• GIVEN INSTRUCTION: Review the listing and copy each line that holds the word "this".

-- Begin DATASET RECORDS --

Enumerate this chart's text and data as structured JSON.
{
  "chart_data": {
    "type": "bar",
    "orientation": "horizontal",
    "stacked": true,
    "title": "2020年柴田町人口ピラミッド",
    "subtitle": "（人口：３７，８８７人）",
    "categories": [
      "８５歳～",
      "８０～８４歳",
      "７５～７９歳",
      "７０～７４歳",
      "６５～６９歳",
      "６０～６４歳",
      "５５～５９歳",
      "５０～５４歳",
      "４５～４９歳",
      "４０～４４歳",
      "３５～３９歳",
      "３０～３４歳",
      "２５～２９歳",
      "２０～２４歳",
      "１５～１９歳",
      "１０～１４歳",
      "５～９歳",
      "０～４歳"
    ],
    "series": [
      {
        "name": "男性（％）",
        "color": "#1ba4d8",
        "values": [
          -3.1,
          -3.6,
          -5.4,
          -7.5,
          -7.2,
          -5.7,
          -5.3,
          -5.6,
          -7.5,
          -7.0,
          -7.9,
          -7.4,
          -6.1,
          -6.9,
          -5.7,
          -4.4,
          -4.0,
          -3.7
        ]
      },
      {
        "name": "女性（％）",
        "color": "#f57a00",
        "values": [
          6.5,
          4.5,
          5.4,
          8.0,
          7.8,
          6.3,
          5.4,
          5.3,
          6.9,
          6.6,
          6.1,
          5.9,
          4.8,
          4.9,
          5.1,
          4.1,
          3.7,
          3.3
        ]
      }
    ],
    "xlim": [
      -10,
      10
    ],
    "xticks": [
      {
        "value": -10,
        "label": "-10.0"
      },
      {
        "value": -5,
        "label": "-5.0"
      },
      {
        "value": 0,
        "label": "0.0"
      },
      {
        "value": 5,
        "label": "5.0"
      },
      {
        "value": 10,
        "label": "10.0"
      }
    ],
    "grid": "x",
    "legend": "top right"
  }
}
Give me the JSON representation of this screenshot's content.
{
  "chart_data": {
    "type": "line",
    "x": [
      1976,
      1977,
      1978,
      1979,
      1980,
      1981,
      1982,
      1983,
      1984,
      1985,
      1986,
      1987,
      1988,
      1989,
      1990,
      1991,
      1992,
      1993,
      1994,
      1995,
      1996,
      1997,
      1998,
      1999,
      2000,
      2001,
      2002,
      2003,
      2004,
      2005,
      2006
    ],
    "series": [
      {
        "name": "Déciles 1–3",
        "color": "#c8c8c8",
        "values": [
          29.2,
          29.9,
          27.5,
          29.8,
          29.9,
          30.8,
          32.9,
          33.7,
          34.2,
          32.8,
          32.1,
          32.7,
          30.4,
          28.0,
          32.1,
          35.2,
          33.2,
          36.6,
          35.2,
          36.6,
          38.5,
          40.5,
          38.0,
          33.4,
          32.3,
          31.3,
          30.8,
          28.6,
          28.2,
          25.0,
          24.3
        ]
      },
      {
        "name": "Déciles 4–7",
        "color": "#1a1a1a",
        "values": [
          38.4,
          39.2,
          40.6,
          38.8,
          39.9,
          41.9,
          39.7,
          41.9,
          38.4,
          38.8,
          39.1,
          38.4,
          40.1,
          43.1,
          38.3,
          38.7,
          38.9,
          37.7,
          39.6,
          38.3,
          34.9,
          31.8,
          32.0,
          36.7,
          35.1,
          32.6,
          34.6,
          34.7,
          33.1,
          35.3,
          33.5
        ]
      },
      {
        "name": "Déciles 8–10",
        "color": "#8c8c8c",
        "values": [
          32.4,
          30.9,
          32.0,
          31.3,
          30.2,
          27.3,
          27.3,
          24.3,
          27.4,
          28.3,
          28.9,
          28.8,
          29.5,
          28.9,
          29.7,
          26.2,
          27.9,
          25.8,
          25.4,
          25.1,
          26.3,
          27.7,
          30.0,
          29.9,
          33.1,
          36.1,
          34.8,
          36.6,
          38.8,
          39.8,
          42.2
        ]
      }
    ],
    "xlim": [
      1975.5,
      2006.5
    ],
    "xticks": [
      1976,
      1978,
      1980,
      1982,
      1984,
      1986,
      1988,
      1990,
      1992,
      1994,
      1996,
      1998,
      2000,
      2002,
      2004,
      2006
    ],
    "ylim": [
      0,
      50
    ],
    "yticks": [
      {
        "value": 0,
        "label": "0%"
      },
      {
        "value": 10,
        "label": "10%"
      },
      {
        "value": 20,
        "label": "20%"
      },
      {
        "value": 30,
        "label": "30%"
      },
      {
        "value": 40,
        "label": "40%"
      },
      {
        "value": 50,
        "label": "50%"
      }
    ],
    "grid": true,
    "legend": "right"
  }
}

-- End DATASET RECORDS --
-- Begin DATASET RECORDS --

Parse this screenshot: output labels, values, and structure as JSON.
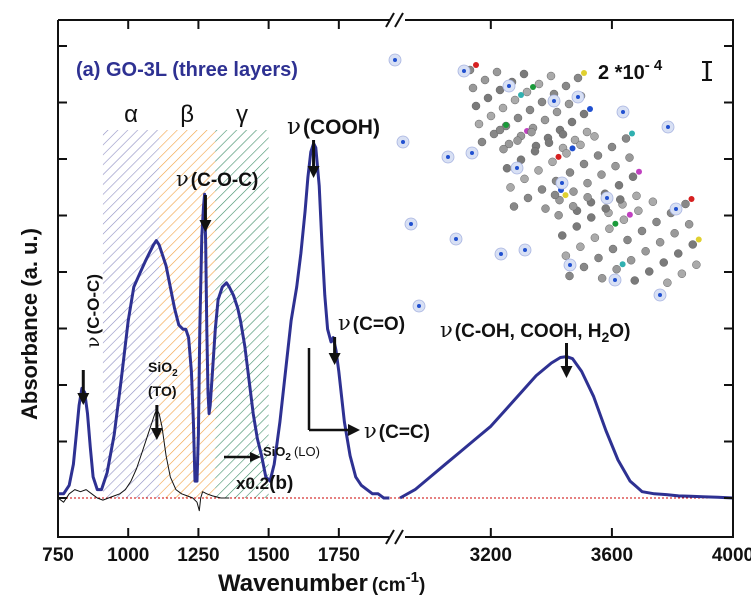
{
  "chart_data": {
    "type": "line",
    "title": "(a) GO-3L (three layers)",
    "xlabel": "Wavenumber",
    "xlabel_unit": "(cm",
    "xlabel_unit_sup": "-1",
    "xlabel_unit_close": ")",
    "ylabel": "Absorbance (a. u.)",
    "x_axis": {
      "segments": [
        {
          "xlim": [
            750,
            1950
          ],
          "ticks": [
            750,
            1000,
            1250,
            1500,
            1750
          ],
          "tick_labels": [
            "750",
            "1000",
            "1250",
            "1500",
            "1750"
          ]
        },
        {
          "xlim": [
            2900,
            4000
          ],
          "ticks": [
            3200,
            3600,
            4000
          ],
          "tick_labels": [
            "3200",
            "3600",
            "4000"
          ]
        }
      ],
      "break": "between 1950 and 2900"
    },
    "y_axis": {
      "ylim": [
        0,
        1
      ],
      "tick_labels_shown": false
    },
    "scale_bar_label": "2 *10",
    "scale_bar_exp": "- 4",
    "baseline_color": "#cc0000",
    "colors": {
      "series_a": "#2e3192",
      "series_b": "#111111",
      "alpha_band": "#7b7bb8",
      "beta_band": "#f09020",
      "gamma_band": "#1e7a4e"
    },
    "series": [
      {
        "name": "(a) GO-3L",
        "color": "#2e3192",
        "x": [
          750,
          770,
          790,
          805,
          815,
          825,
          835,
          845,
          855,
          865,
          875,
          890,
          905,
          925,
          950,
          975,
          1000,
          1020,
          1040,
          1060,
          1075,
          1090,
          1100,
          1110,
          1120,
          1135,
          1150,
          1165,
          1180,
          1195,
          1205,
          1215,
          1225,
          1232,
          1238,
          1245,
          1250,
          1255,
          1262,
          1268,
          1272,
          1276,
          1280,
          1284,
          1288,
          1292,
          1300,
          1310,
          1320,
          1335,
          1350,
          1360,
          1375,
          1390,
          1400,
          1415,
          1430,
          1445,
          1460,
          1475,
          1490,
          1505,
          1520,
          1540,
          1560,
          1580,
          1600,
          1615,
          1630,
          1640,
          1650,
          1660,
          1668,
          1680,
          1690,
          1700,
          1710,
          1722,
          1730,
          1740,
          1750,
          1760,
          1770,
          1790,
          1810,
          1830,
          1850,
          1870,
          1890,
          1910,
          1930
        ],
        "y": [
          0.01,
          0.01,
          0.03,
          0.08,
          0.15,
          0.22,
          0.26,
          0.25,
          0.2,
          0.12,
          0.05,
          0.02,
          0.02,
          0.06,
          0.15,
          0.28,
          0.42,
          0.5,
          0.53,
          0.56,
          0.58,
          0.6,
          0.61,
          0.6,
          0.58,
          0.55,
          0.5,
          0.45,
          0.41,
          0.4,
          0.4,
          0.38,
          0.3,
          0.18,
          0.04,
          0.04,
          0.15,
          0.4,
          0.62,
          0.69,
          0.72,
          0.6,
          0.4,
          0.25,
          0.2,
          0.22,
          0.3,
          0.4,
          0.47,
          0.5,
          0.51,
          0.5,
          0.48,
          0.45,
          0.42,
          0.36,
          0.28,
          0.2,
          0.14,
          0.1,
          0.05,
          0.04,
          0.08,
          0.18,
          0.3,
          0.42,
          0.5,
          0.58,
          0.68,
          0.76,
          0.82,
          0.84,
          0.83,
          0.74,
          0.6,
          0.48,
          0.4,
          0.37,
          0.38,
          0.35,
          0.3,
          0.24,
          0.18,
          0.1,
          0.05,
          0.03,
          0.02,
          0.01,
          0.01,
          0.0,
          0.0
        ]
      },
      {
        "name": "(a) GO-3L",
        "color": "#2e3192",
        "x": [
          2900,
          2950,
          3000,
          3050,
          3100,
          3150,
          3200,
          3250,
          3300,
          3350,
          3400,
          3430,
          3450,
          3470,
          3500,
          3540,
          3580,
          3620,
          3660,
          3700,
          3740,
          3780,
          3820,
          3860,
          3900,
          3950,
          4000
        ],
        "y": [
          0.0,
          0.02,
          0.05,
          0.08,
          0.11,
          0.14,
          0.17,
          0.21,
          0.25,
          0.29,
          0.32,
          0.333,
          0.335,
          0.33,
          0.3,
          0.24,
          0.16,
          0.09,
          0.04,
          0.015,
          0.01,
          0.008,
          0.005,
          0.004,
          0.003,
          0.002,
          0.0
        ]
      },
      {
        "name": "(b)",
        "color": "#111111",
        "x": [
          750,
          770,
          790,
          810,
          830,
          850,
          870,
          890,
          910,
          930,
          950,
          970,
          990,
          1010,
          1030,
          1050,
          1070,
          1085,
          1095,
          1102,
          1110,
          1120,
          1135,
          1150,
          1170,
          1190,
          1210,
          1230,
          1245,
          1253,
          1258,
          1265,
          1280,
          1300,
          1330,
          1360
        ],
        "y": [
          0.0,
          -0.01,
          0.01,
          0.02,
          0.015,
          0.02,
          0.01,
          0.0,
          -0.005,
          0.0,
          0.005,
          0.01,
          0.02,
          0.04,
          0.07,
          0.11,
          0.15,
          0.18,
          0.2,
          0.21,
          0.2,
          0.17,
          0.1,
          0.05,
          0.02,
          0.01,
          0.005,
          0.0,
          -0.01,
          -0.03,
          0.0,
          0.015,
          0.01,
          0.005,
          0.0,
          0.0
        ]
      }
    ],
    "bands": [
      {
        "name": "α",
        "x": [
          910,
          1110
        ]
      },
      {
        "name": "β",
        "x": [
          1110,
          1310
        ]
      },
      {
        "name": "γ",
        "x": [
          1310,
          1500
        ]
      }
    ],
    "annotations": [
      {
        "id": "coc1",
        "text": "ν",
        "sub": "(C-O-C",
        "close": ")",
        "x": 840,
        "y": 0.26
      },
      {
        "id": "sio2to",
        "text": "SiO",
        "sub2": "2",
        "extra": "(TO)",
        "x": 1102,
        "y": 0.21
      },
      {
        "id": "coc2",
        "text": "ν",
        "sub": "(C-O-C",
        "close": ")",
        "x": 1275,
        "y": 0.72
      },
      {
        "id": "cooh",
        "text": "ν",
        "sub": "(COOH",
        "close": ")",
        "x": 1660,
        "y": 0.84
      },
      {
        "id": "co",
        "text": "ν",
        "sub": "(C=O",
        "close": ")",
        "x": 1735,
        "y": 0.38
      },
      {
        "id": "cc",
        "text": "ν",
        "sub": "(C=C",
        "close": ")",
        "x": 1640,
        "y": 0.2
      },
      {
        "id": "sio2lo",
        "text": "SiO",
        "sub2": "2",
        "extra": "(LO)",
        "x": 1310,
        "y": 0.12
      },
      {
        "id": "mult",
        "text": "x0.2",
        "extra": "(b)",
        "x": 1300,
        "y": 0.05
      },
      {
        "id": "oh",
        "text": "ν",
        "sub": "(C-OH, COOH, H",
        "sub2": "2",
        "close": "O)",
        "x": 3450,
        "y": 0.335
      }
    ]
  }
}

-- End DATASET RECORDS --

• TASK RESPONSE:
Enumerate this chart's text and data as structured JSON.
Give me the JSON representation of this screenshot's content.
Parse this screenshot: output labels, values, and structure as JSON.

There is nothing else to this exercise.